GIVEN PROBLEM: Repeat the whole of the data, keeping every detail the same.
--- begin PROVIDED DATA ---
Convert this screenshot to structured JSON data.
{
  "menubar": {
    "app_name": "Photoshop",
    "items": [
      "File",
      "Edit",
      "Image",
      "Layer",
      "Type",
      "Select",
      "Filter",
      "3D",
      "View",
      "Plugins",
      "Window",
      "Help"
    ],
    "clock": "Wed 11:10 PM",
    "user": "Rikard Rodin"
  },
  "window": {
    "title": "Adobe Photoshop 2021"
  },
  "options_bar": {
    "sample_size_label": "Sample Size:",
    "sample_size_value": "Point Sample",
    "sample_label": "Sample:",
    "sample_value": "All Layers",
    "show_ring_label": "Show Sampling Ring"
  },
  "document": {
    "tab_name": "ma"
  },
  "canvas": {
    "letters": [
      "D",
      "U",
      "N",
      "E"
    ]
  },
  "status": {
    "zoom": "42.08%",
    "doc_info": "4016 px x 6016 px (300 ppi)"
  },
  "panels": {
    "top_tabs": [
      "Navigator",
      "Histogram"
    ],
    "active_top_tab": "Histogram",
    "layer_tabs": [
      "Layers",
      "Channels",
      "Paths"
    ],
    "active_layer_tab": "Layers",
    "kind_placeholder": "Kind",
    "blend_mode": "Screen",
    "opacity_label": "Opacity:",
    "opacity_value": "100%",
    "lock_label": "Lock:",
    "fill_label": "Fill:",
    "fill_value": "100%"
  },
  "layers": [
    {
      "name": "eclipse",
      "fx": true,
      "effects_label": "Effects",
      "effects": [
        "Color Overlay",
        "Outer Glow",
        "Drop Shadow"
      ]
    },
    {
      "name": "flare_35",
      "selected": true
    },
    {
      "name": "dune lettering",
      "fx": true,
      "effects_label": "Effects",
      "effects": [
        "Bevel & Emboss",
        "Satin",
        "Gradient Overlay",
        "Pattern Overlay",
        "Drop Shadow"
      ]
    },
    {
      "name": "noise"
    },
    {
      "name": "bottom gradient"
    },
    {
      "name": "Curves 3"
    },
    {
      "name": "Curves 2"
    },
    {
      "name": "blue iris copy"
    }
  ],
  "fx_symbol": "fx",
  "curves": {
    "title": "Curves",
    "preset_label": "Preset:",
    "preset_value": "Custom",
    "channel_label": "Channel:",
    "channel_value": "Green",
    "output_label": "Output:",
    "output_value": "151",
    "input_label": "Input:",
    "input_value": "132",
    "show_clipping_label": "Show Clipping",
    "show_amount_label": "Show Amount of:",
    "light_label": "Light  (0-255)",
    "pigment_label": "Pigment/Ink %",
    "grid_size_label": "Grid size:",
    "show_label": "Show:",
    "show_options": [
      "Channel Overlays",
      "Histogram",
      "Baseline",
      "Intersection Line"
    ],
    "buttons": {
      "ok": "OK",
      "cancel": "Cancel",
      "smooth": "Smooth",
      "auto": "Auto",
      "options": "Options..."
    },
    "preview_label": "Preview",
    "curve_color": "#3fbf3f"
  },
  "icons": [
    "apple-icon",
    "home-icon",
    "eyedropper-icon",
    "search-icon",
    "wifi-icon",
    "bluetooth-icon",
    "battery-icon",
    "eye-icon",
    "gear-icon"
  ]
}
--- end PROVIDED DATA ---
THE ANSWER:
Convert this screenshot to structured JSON data.
{
  "menubar": {
    "app_name": "Photoshop",
    "items": [
      "File",
      "Edit",
      "Image",
      "Layer",
      "Type",
      "Select",
      "Filter",
      "3D",
      "View",
      "Plugins",
      "Window",
      "Help"
    ],
    "clock": "Wed 11:10 PM",
    "user": "Rikard Rodin"
  },
  "window": {
    "title": "Adobe Photoshop 2021"
  },
  "options_bar": {
    "sample_size_label": "Sample Size:",
    "sample_size_value": "Point Sample",
    "sample_label": "Sample:",
    "sample_value": "All Layers",
    "show_ring_label": "Show Sampling Ring"
  },
  "document": {
    "tab_name": "ma"
  },
  "canvas": {
    "letters": [
      "D",
      "U",
      "N",
      "E"
    ]
  },
  "status": {
    "zoom": "42.08%",
    "doc_info": "4016 px x 6016 px (300 ppi)"
  },
  "panels": {
    "top_tabs": [
      "Navigator",
      "Histogram"
    ],
    "active_top_tab": "Histogram",
    "layer_tabs": [
      "Layers",
      "Channels",
      "Paths"
    ],
    "active_layer_tab": "Layers",
    "kind_placeholder": "Kind",
    "blend_mode": "Screen",
    "opacity_label": "Opacity:",
    "opacity_value": "100%",
    "lock_label": "Lock:",
    "fill_label": "Fill:",
    "fill_value": "100%"
  },
  "layers": [
    {
      "name": "eclipse",
      "fx": true,
      "effects_label": "Effects",
      "effects": [
        "Color Overlay",
        "Outer Glow",
        "Drop Shadow"
      ]
    },
    {
      "name": "flare_35",
      "selected": true
    },
    {
      "name": "dune lettering",
      "fx": true,
      "effects_label": "Effects",
      "effects": [
        "Bevel & Emboss",
        "Satin",
        "Gradient Overlay",
        "Pattern Overlay",
        "Drop Shadow"
      ]
    },
    {
      "name": "noise"
    },
    {
      "name": "bottom gradient"
    },
    {
      "name": "Curves 3"
    },
    {
      "name": "Curves 2"
    },
    {
      "name": "blue iris copy"
    }
  ],
  "fx_symbol": "fx",
  "curves": {
    "title": "Curves",
    "preset_label": "Preset:",
    "preset_value": "Custom",
    "channel_label": "Channel:",
    "channel_value": "Green",
    "output_label": "Output:",
    "output_value": "151",
    "input_label": "Input:",
    "input_value": "132",
    "show_clipping_label": "Show Clipping",
    "show_amount_label": "Show Amount of:",
    "light_label": "Light  (0-255)",
    "pigment_label": "Pigment/Ink %",
    "grid_size_label": "Grid size:",
    "show_label": "Show:",
    "show_options": [
      "Channel Overlays",
      "Histogram",
      "Baseline",
      "Intersection Line"
    ],
    "buttons": {
      "ok": "OK",
      "cancel": "Cancel",
      "smooth": "Smooth",
      "auto": "Auto",
      "options": "Options..."
    },
    "preview_label": "Preview",
    "curve_color": "#3fbf3f"
  },
  "icons": [
    "apple-icon",
    "home-icon",
    "eyedropper-icon",
    "search-icon",
    "wifi-icon",
    "bluetooth-icon",
    "battery-icon",
    "eye-icon",
    "gear-icon"
  ]
}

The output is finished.